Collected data

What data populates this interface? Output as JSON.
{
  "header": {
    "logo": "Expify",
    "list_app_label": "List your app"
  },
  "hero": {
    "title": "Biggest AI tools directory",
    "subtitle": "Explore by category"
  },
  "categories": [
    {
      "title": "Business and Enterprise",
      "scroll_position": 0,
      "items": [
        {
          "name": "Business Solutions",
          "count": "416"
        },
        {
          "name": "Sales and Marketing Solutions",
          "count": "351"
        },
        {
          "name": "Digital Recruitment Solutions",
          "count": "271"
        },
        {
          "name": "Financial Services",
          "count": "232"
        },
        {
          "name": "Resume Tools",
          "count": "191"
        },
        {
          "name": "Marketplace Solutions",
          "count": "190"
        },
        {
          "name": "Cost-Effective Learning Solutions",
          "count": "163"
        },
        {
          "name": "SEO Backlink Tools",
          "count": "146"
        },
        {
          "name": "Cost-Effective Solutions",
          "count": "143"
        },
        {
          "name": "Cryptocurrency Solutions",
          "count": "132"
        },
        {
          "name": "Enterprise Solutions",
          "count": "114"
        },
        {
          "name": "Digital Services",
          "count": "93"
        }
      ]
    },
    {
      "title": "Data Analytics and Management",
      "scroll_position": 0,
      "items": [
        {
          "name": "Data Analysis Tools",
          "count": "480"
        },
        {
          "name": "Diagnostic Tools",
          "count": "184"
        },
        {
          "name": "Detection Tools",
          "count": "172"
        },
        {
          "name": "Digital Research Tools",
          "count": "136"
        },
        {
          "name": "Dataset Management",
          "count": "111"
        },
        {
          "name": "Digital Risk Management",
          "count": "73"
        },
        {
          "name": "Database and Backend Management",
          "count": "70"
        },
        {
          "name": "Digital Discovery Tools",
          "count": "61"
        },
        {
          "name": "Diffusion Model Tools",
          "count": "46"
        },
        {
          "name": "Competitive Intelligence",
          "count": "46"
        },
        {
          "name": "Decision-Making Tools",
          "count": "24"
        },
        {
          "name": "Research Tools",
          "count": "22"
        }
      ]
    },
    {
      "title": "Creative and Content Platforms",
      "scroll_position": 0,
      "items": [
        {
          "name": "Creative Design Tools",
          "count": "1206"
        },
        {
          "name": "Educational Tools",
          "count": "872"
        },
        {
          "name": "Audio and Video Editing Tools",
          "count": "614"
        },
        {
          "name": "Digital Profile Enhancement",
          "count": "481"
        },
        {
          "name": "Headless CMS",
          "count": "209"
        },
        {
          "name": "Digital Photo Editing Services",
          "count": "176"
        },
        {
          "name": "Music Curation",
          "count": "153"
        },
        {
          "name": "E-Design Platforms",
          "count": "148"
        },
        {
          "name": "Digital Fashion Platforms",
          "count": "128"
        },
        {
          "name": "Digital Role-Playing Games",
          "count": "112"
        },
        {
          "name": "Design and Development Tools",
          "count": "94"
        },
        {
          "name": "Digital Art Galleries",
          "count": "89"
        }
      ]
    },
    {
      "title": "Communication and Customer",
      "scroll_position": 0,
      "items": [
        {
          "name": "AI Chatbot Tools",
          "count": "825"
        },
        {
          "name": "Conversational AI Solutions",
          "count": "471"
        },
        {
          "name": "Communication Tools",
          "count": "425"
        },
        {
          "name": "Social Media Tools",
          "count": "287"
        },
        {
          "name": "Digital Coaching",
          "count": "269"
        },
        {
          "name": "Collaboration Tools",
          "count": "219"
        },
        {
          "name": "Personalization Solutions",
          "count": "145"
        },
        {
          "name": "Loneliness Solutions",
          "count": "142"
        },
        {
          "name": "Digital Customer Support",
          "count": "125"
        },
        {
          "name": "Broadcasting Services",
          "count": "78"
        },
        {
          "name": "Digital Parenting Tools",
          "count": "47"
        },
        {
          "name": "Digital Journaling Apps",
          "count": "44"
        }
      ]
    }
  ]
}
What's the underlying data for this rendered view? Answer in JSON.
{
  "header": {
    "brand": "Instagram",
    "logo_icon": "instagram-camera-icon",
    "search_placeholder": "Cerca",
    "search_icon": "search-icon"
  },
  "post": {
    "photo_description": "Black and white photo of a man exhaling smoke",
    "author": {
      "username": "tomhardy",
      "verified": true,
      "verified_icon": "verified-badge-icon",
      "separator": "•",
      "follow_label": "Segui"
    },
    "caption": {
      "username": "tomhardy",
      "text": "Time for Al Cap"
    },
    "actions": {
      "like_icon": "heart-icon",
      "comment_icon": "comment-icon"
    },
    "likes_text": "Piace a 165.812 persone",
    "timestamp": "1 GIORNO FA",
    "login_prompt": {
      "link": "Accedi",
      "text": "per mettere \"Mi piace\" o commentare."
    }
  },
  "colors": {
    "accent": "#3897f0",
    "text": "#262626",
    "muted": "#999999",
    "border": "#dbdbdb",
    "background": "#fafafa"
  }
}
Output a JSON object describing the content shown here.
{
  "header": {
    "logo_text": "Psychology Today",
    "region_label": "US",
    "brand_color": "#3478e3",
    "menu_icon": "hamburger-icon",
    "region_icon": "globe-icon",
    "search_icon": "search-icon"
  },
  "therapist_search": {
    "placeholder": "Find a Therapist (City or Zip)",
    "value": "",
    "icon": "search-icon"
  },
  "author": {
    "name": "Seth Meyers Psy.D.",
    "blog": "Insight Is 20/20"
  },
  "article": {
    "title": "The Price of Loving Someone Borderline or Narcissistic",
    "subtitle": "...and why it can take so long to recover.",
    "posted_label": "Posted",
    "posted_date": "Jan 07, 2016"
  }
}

§ **WHAT YOU SHOULD DO**
Quote only the lines from the one containing "Output a JSON" through the final line of the records, with both ends included.

§ **REPLY**
Output a JSON object describing the content shown here.
{
  "header": {
    "logo_text": "Psychology Today",
    "region_label": "US",
    "brand_color": "#3478e3",
    "menu_icon": "hamburger-icon",
    "region_icon": "globe-icon",
    "search_icon": "search-icon"
  },
  "therapist_search": {
    "placeholder": "Find a Therapist (City or Zip)",
    "value": "",
    "icon": "search-icon"
  },
  "author": {
    "name": "Seth Meyers Psy.D.",
    "blog": "Insight Is 20/20"
  },
  "article": {
    "title": "The Price of Loving Someone Borderline or Narcissistic",
    "subtitle": "...and why it can take so long to recover.",
    "posted_label": "Posted",
    "posted_date": "Jan 07, 2016"
  }
}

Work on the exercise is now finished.